TO DO -
Go line by line through the data and copy those with the word "title".

(Beginning of DATA SECTION)

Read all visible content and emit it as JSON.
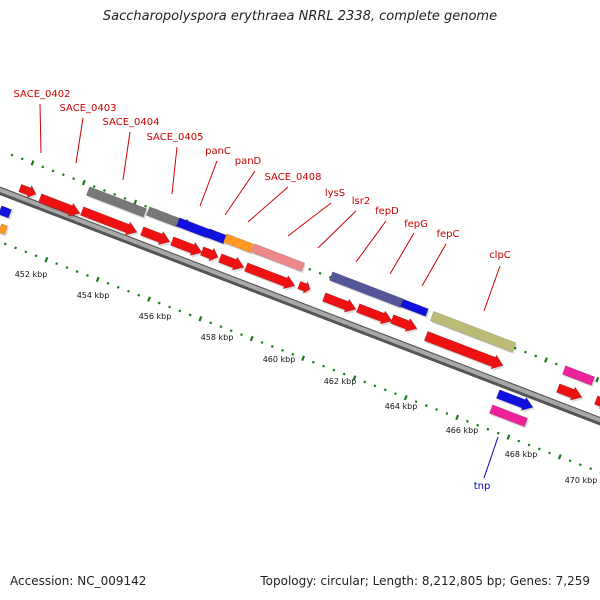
{
  "title": "Saccharopolyspora erythraea NRRL 2338, complete genome",
  "footer": {
    "accession": "Accession: NC_009142",
    "summary": "Topology: circular; Length: 8,212,805 bp; Genes: 7,259"
  },
  "scale_labels": [
    "452 kbp",
    "454 kbp",
    "456 kbp",
    "458 kbp",
    "460 kbp",
    "462 kbp",
    "464 kbp",
    "466 kbp",
    "468 kbp",
    "470 kbp"
  ],
  "feature_labels": [
    {
      "text": "SACE_0402",
      "color": "#cc0000"
    },
    {
      "text": "SACE_0403",
      "color": "#cc0000"
    },
    {
      "text": "SACE_0404",
      "color": "#cc0000"
    },
    {
      "text": "SACE_0405",
      "color": "#cc0000"
    },
    {
      "text": "panC",
      "color": "#cc0000"
    },
    {
      "text": "panD",
      "color": "#cc0000"
    },
    {
      "text": "SACE_0408",
      "color": "#cc0000"
    },
    {
      "text": "lysS",
      "color": "#cc0000"
    },
    {
      "text": "lsr2",
      "color": "#cc0000"
    },
    {
      "text": "fepD",
      "color": "#cc0000"
    },
    {
      "text": "fepG",
      "color": "#cc0000"
    },
    {
      "text": "fepC",
      "color": "#cc0000"
    },
    {
      "text": "clpC",
      "color": "#cc0000"
    },
    {
      "text": "tnp",
      "color": "#0000bb"
    }
  ],
  "colors": {
    "backbone": "#8c8c8c",
    "tick": "#1a7a1a",
    "cds": "#ee1111",
    "blue": "#1111dd",
    "grey": "#777777",
    "orange": "#ff9922",
    "pink": "#ee8888",
    "purple": "#555599",
    "olive": "#bbbb77",
    "magenta": "#ee2299"
  }
}
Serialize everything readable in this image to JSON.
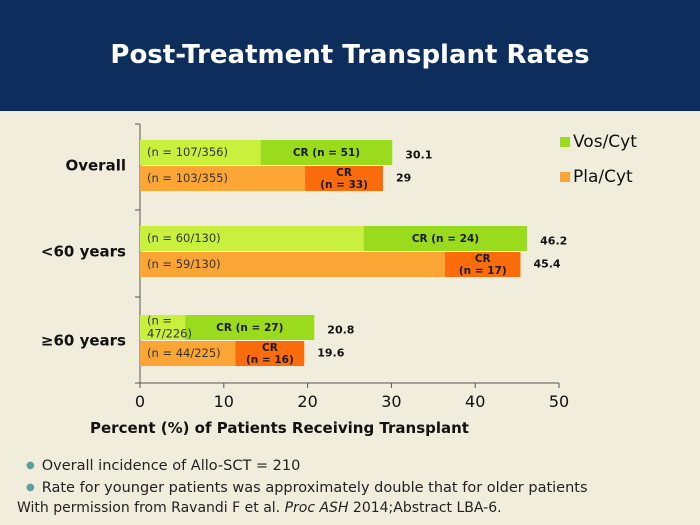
{
  "slide": {
    "title": "Post-Treatment Transplant Rates",
    "bullets": [
      "Overall incidence of Allo-SCT = 210",
      "Rate for younger patients was approximately double that for older patients"
    ],
    "footer": {
      "prefix": "With permission from Ravandi F et al. ",
      "journal": "Proc ASH",
      "suffix": " 2014;Abstract LBA-6."
    }
  },
  "colors": {
    "header_bg": "#0D2E5C",
    "background": "#F1EDDC",
    "vos_light": "#C8F03C",
    "vos_dark": "#9BDB1D",
    "pla_light": "#FBA634",
    "pla_dark": "#FB6C0C"
  },
  "chart_data": {
    "type": "bar",
    "orientation": "horizontal",
    "stacked": true,
    "xlabel": "Percent (%) of Patients Receiving Transplant",
    "xlim": [
      0,
      50
    ],
    "xticks": [
      "0",
      "10",
      "20",
      "30",
      "40",
      "50"
    ],
    "legend_position": "top-right",
    "categories": [
      {
        "label": "Overall",
        "bars": [
          {
            "series": "Vos/Cyt",
            "total": 30.1,
            "total_label": "30.1",
            "cr_value": 15.7,
            "n_label": "(n = 107/356)",
            "cr_label": "CR (n = 51)"
          },
          {
            "series": "Pla/Cyt",
            "total": 29.0,
            "total_label": "29",
            "cr_value": 9.3,
            "n_label": "(n = 103/355)",
            "cr_label": "CR\n(n = 33)"
          }
        ]
      },
      {
        "label": "<60 years",
        "bars": [
          {
            "series": "Vos/Cyt",
            "total": 46.2,
            "total_label": "46.2",
            "cr_value": 19.5,
            "n_label": "(n = 60/130)",
            "cr_label": "CR  (n = 24)"
          },
          {
            "series": "Pla/Cyt",
            "total": 45.4,
            "total_label": "45.4",
            "cr_value": 9.0,
            "n_label": "(n = 59/130)",
            "cr_label": "CR\n(n = 17)"
          }
        ]
      },
      {
        "label": "≥60 years",
        "bars": [
          {
            "series": "Vos/Cyt",
            "total": 20.8,
            "total_label": "20.8",
            "cr_value": 15.4,
            "n_label": "(n =\n47/226)",
            "cr_label": "CR (n = 27)"
          },
          {
            "series": "Pla/Cyt",
            "total": 19.6,
            "total_label": "19.6",
            "cr_value": 8.2,
            "n_label": "(n = 44/225)",
            "cr_label": "CR\n(n = 16)"
          }
        ]
      }
    ],
    "series": [
      {
        "name": "Vos/Cyt"
      },
      {
        "name": "Pla/Cyt"
      }
    ]
  }
}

(End of DATA SECTION)

PROBLEM SOLUTION -
  "title": "Saccharopolyspora erythraea NRRL 2338, complete genome",
    "title": "Post-Treatment Transplant Rates",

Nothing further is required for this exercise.